#### [SET TASK]
Every record that follows must be duplicated exactly, with images left out.

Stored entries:
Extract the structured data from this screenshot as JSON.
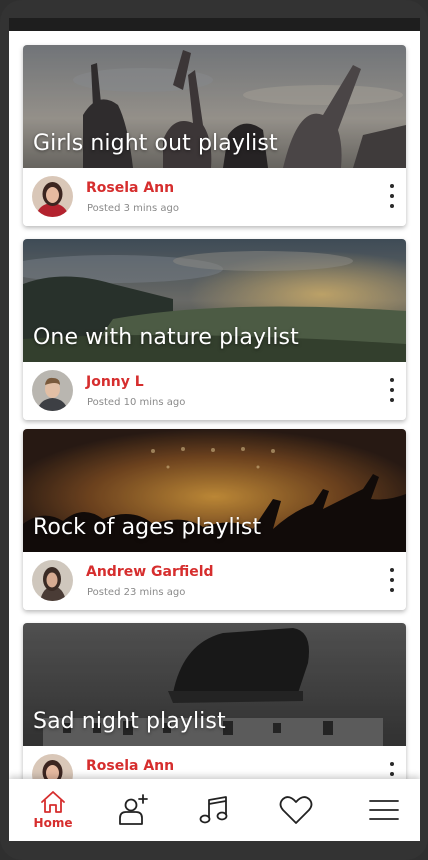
{
  "colors": {
    "accent": "#d62e2e",
    "posted_text": "#8a8a8a",
    "frame": "#333333"
  },
  "feed": [
    {
      "title": "Girls night out playlist",
      "author": "Rosela Ann",
      "posted": "Posted 3 mins ago",
      "image": "concert-crowd-hands-photo",
      "avatar": "rosela-ann-avatar"
    },
    {
      "title": "One with nature playlist",
      "author": "Jonny L",
      "posted": "Posted 10 mins ago",
      "image": "mountain-sunset-photo",
      "avatar": "jonny-l-avatar"
    },
    {
      "title": "Rock of ages playlist",
      "author": "Andrew Garfield",
      "posted": "Posted 23 mins ago",
      "image": "rock-concert-stage-photo",
      "avatar": "andrew-garfield-avatar"
    },
    {
      "title": "Sad night playlist",
      "author": "Rosela Ann",
      "posted": "",
      "image": "shoe-on-dj-mixer-photo",
      "avatar": "rosela-ann-avatar"
    }
  ],
  "nav": {
    "home_label": "Home",
    "items": [
      "home-icon",
      "add-friend-icon",
      "music-note-icon",
      "heart-icon",
      "menu-icon"
    ],
    "active": "home"
  }
}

#### [THE COMPLETED TASK]
Extract the structured data from this screenshot as JSON.
{
  "colors": {
    "accent": "#d62e2e",
    "posted_text": "#8a8a8a",
    "frame": "#333333"
  },
  "feed": [
    {
      "title": "Girls night out playlist",
      "author": "Rosela Ann",
      "posted": "Posted 3 mins ago",
      "image": "concert-crowd-hands-photo",
      "avatar": "rosela-ann-avatar"
    },
    {
      "title": "One with nature playlist",
      "author": "Jonny L",
      "posted": "Posted 10 mins ago",
      "image": "mountain-sunset-photo",
      "avatar": "jonny-l-avatar"
    },
    {
      "title": "Rock of ages playlist",
      "author": "Andrew Garfield",
      "posted": "Posted 23 mins ago",
      "image": "rock-concert-stage-photo",
      "avatar": "andrew-garfield-avatar"
    },
    {
      "title": "Sad night playlist",
      "author": "Rosela Ann",
      "posted": "",
      "image": "shoe-on-dj-mixer-photo",
      "avatar": "rosela-ann-avatar"
    }
  ],
  "nav": {
    "home_label": "Home",
    "items": [
      "home-icon",
      "add-friend-icon",
      "music-note-icon",
      "heart-icon",
      "menu-icon"
    ],
    "active": "home"
  }
}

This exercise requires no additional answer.